PROBLEM DETAILS: Please print every line of the material below word for word and leave the pictures out of your answer.

Item position entries
[Start]

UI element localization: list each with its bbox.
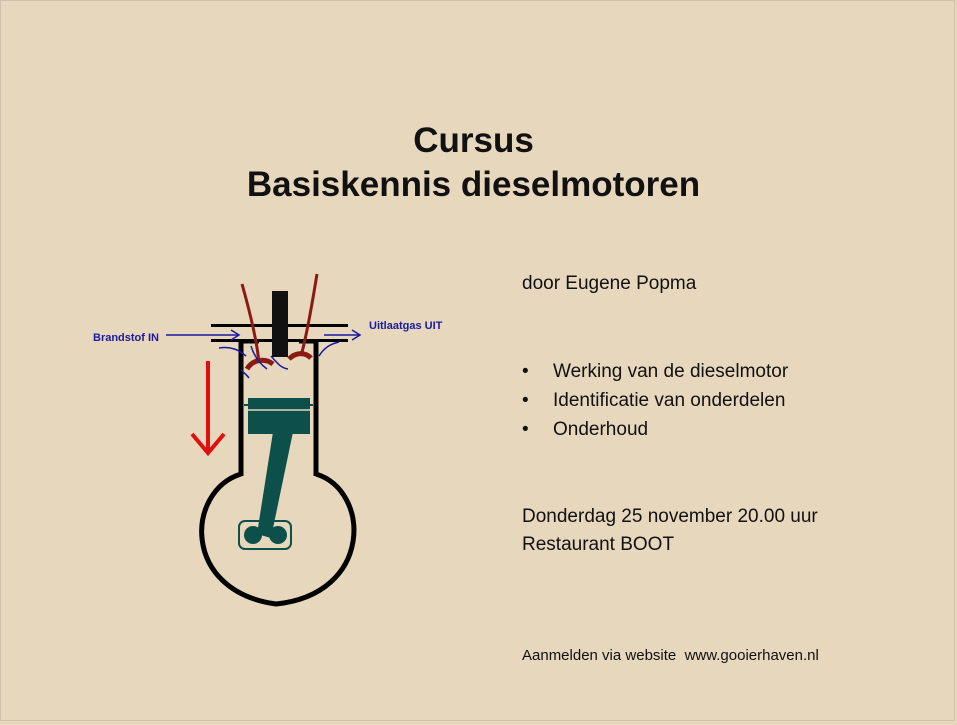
- fuel-injector: [272, 291, 288, 357]
- downward-motion-arrowhead: [190, 432, 226, 457]
- signup-line: Aanmelden via website www.gooierhaven.nl: [522, 647, 819, 664]
- bullet-marker: •: [522, 361, 529, 382]
- flow-arrow-out: [318, 341, 340, 357]
- piston: [248, 398, 310, 434]
- topic-list: • Werking van de dieselmotor • Identificat…: [522, 357, 788, 444]
- engine-cylinder-diagram: Brandstof IN Uitlaatgas UIT: [93, 273, 443, 607]
- flow-arrow-in-3: [270, 355, 289, 370]
- exhaust-valve-stem: [299, 273, 319, 357]
- event-details: Donderdag 25 november 20.00 uur Restaura…: [522, 503, 818, 559]
- author: door Eugene Popma: [522, 273, 697, 294]
- exhaust-flow-arrowhead: [351, 329, 362, 341]
- intake-flow-arrowhead: [230, 329, 241, 341]
- list-item-text: Identificatie van onderdelen: [553, 390, 786, 411]
- title-line-2: Basiskennis dieselmotoren: [246, 165, 701, 204]
- list-item: • Identificatie van onderdelen: [522, 386, 788, 415]
- list-item-text: Werking van de dieselmotor: [553, 361, 789, 382]
- list-item: • Werking van de dieselmotor: [522, 357, 788, 386]
- crankcase: [199, 471, 357, 607]
- list-item: • Onderhoud: [522, 415, 788, 444]
- flow-arrow-in-4: [240, 369, 250, 379]
- bullet-marker: •: [522, 390, 529, 411]
- exhaust-valve-head: [287, 351, 313, 361]
- crankpin: [244, 526, 262, 544]
- page-title: Cursus Basiskennis dieselmotoren: [1, 119, 946, 207]
- flow-arrow-in-2: [250, 345, 268, 370]
- bullet-marker: •: [522, 419, 529, 440]
- flow-arrow-in-1: [218, 346, 247, 357]
- exhaust-label: Uitlaatgas UIT: [369, 320, 443, 332]
- event-date: Donderdag 25 november 20.00 uur: [522, 506, 818, 527]
- title-line-1: Cursus: [413, 121, 534, 160]
- event-location: Restaurant BOOT: [522, 534, 675, 555]
- intake-label: Brandstof IN: [93, 332, 159, 344]
- crankshaft: [269, 526, 287, 544]
- intake-valve-stem: [240, 283, 261, 364]
- crank-web: [238, 520, 292, 550]
- list-item-text: Onderhoud: [553, 419, 649, 440]
- connecting-rod: [257, 432, 293, 538]
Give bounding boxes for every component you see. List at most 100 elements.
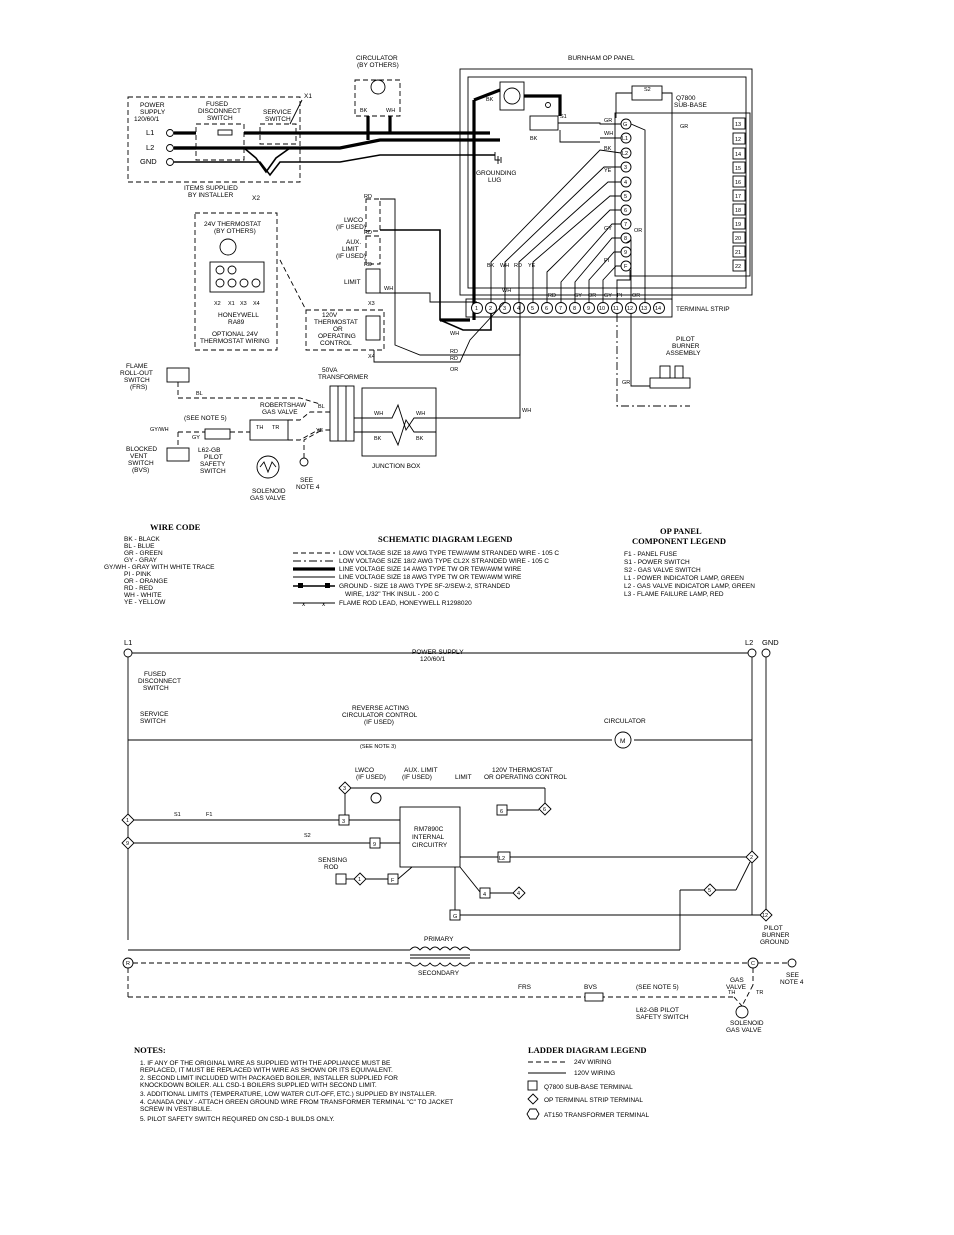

[End]

FINAL RESULT:
UI element localization: list each with its bbox.
- fuel-injector: [272, 291, 288, 357]
- downward-motion-arrowhead: [190, 432, 226, 457]
- signup-line: Aanmelden via website www.gooierhaven.nl: [522, 647, 819, 664]
- bullet-marker: •: [522, 361, 529, 382]
- flow-arrow-out: [318, 341, 340, 357]
- piston: [248, 398, 310, 434]
- topic-list: • Werking van de dieselmotor • Identificat…: [522, 357, 788, 444]
- engine-cylinder-diagram: Brandstof IN Uitlaatgas UIT: [93, 273, 443, 607]
- flow-arrow-in-3: [270, 355, 289, 370]
- exhaust-valve-stem: [299, 273, 319, 357]
- event-details: Donderdag 25 november 20.00 uur Restaura…: [522, 503, 818, 559]
- author: door Eugene Popma: [522, 273, 697, 294]
- exhaust-flow-arrowhead: [351, 329, 362, 341]
- intake-flow-arrowhead: [230, 329, 241, 341]
- list-item-text: Identificatie van onderdelen: [553, 390, 786, 411]
- title-line-2: Basiskennis dieselmotoren: [246, 165, 701, 204]
- list-item: • Identificatie van onderdelen: [522, 386, 788, 415]
- list-item-text: Werking van de dieselmotor: [553, 361, 789, 382]
- list-item: • Werking van de dieselmotor: [522, 357, 788, 386]
- crankcase: [199, 471, 357, 607]
- list-item: • Onderhoud: [522, 415, 788, 444]
- flow-arrow-in-4: [240, 369, 250, 379]
- bullet-marker: •: [522, 390, 529, 411]
- exhaust-valve-head: [287, 351, 313, 361]
- crankpin: [244, 526, 262, 544]
- page-title: Cursus Basiskennis dieselmotoren: [1, 119, 946, 207]
- flow-arrow-in-2: [250, 345, 268, 370]
- bullet-marker: •: [522, 419, 529, 440]
- flow-arrow-in-1: [218, 346, 247, 357]
- exhaust-label: Uitlaatgas UIT: [369, 320, 443, 332]
- event-date: Donderdag 25 november 20.00 uur: [522, 506, 818, 527]
- title-line-1: Cursus: [413, 121, 534, 160]
- event-location: Restaurant BOOT: [522, 534, 675, 555]
- intake-label: Brandstof IN: [93, 332, 159, 344]
- crankshaft: [269, 526, 287, 544]
- intake-valve-stem: [240, 283, 261, 364]
- crank-web: [238, 520, 292, 550]
- list-item-text: Onderhoud: [553, 419, 649, 440]
- connecting-rod: [257, 432, 293, 538]
Give bounding boxes for every component you see. List at most 100 elements.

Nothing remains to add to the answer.